Action item:
Look through the records below, and copy out every line that holds the string "five".

Dataset content:
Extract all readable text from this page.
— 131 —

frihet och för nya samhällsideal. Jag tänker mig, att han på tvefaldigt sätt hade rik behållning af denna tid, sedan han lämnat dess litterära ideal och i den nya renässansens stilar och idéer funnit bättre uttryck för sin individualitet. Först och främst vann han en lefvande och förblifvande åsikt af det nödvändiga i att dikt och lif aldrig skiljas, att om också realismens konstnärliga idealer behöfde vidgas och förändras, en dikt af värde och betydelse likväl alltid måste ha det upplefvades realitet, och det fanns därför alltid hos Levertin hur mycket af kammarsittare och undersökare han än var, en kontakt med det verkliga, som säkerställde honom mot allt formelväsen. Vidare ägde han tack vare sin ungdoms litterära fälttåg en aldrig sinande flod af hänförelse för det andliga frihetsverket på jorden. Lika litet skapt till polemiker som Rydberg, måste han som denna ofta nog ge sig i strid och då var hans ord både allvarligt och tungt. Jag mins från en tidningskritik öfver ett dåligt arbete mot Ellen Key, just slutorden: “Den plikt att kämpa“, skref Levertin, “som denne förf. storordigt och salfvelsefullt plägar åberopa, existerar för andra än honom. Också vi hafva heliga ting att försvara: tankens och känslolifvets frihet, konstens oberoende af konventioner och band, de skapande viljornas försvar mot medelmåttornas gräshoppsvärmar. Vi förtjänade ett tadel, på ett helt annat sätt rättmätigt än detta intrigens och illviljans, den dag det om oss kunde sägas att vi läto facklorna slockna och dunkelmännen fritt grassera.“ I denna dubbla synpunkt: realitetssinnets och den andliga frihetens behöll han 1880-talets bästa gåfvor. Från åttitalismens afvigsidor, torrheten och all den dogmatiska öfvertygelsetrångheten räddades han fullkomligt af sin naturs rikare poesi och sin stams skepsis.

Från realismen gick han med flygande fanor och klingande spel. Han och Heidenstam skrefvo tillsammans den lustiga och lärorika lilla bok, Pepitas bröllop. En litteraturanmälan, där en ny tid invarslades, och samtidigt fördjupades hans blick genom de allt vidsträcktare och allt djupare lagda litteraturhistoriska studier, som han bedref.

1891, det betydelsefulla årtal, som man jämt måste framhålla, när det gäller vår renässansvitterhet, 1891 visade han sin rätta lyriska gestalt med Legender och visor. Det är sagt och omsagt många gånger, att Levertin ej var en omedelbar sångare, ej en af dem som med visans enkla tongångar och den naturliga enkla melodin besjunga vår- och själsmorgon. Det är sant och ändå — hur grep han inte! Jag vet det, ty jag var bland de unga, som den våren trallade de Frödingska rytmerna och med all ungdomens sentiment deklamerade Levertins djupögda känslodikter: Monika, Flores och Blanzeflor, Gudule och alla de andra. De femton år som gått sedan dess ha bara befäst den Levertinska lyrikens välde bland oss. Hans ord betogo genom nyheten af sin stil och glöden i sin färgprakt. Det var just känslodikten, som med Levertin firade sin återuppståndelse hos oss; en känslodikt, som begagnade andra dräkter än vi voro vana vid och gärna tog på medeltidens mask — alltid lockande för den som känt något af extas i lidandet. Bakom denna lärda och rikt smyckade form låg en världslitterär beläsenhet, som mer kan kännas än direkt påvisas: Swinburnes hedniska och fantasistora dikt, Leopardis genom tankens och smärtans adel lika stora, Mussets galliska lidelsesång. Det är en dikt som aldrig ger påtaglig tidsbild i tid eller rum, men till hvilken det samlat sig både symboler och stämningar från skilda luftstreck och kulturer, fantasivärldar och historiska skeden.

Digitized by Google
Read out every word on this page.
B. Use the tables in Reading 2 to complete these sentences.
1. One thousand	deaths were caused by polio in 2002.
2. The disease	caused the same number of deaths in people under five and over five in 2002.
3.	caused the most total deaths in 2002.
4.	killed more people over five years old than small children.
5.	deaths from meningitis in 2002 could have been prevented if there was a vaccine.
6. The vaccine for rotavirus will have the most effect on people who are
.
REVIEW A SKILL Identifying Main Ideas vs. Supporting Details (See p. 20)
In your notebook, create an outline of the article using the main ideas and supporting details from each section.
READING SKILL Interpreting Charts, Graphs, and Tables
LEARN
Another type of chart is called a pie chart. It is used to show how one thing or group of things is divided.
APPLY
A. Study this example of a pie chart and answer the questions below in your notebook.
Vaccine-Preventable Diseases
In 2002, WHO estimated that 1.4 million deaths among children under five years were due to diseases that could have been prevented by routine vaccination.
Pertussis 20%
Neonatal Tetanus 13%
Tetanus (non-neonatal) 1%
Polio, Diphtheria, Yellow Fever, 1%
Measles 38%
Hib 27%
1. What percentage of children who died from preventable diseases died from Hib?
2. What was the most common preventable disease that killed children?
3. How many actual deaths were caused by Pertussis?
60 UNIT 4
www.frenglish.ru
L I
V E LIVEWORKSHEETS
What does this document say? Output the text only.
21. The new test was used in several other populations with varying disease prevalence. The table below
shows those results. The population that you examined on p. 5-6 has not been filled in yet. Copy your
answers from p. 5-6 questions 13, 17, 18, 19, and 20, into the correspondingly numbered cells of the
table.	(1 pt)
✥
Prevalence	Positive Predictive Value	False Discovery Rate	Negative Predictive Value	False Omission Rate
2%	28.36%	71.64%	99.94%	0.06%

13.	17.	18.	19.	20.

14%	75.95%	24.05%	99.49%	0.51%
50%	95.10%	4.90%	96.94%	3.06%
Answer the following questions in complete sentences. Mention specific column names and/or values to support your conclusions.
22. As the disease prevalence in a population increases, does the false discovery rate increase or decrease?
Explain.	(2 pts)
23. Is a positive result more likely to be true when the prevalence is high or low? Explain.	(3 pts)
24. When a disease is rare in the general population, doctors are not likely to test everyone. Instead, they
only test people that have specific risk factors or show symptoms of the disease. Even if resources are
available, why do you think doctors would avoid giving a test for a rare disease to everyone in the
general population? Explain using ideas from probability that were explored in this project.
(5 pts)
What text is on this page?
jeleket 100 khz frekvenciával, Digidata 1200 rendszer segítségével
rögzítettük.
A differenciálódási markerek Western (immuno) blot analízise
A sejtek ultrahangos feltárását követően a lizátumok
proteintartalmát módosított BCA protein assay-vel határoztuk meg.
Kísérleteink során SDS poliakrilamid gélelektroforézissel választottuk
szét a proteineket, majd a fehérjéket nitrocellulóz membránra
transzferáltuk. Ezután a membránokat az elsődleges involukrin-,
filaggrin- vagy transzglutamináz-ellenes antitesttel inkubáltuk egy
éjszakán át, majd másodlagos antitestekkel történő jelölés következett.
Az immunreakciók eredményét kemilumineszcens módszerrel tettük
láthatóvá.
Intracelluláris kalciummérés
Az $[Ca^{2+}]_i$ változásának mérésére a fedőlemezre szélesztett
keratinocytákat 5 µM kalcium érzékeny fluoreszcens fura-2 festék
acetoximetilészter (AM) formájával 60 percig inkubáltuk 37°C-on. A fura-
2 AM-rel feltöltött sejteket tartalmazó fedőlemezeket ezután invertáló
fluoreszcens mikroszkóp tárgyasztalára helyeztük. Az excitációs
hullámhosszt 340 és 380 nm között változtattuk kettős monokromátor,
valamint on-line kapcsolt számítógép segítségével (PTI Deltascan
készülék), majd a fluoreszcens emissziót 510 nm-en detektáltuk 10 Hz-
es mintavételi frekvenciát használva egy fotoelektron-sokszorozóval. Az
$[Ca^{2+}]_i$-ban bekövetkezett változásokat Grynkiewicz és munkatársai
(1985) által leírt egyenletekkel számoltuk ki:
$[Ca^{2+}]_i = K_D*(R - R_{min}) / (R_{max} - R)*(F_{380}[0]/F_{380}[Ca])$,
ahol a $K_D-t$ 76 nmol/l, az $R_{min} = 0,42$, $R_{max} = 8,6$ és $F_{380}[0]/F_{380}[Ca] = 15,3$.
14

Task response:
2. The disease	caused the same number of deaths in people under five and over five in 2002.
4.	killed more people over five years old than small children.
In 2002, WHO estimated that 1.4 million deaths among children under five years were due to diseases that could have been prevented by routine vaccination.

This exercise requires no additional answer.